### Problem requirements
Find and copy lines holding "name".

(Figure collection entries)
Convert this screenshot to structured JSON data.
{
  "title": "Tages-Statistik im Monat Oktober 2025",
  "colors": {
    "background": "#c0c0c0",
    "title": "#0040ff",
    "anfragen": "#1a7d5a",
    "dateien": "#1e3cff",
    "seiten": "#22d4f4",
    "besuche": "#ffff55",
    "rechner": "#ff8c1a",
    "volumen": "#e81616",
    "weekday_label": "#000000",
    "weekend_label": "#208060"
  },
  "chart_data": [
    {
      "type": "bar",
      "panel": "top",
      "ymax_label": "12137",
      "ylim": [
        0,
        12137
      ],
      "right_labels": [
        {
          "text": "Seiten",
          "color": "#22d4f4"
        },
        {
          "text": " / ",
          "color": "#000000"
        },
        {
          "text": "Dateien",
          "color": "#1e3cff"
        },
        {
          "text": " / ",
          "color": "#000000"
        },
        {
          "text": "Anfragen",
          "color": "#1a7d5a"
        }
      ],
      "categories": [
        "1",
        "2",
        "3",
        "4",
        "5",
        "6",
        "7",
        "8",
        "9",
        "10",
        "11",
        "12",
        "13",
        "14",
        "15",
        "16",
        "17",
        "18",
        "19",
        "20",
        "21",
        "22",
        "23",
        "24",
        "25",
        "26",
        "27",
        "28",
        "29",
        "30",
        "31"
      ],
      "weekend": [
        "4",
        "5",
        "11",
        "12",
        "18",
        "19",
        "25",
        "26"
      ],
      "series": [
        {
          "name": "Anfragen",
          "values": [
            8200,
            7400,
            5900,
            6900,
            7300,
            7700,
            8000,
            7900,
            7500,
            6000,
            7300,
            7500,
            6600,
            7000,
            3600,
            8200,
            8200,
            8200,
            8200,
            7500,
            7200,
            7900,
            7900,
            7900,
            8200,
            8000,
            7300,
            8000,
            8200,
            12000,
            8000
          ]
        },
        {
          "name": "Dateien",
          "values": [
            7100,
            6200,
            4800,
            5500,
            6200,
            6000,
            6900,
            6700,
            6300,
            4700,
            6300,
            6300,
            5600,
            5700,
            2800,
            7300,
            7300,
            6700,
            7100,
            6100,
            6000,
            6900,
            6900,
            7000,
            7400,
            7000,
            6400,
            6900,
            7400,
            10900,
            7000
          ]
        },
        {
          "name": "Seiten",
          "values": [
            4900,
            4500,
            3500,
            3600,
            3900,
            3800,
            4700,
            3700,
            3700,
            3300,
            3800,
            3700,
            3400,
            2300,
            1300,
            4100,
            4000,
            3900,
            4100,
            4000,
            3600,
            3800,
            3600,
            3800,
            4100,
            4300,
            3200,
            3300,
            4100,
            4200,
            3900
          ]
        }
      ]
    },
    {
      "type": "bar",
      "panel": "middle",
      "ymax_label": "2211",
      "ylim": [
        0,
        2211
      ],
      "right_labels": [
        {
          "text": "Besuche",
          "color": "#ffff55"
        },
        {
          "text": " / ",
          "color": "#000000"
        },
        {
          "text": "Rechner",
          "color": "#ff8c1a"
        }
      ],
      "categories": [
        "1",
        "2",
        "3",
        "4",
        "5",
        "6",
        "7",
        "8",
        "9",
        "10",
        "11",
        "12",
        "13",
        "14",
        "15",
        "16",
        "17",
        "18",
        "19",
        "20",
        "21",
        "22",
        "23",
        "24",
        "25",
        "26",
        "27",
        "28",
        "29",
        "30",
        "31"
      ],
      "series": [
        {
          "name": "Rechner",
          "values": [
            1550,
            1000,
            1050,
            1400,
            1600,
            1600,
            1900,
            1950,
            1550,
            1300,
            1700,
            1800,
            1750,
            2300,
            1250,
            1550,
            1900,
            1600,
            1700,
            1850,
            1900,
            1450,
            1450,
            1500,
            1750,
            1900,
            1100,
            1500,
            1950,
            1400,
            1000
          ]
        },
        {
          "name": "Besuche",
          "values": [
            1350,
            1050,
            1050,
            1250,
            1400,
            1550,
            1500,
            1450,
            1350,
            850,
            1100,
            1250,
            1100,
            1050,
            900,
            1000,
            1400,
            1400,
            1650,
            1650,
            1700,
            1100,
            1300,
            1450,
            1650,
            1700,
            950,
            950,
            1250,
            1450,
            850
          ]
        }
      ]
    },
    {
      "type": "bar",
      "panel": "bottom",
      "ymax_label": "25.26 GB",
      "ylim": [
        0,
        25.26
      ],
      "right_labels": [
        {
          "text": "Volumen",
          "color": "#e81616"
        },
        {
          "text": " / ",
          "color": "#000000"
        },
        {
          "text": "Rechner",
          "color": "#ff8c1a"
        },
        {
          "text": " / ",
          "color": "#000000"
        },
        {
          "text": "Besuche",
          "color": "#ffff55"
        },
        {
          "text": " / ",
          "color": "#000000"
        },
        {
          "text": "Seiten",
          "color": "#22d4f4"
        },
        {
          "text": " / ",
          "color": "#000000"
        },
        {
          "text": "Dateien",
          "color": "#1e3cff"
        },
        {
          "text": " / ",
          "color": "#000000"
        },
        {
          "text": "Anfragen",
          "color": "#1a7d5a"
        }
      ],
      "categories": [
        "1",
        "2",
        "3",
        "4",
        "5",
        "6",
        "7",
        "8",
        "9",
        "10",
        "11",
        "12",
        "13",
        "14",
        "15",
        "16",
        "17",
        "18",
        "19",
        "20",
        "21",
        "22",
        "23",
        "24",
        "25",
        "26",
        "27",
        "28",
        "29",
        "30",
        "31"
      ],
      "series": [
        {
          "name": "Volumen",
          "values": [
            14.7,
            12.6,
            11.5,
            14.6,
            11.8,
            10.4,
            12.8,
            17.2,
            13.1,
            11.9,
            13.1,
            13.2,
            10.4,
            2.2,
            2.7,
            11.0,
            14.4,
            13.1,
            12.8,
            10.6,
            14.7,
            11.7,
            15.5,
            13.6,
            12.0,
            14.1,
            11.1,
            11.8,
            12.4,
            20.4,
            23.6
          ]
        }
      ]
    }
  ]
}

### Written solution
          "name": "Anfragen",
          "name": "Dateien",
          "name": "Seiten",
          "name": "Rechner",
          "name": "Besuche",
          "name": "Volumen",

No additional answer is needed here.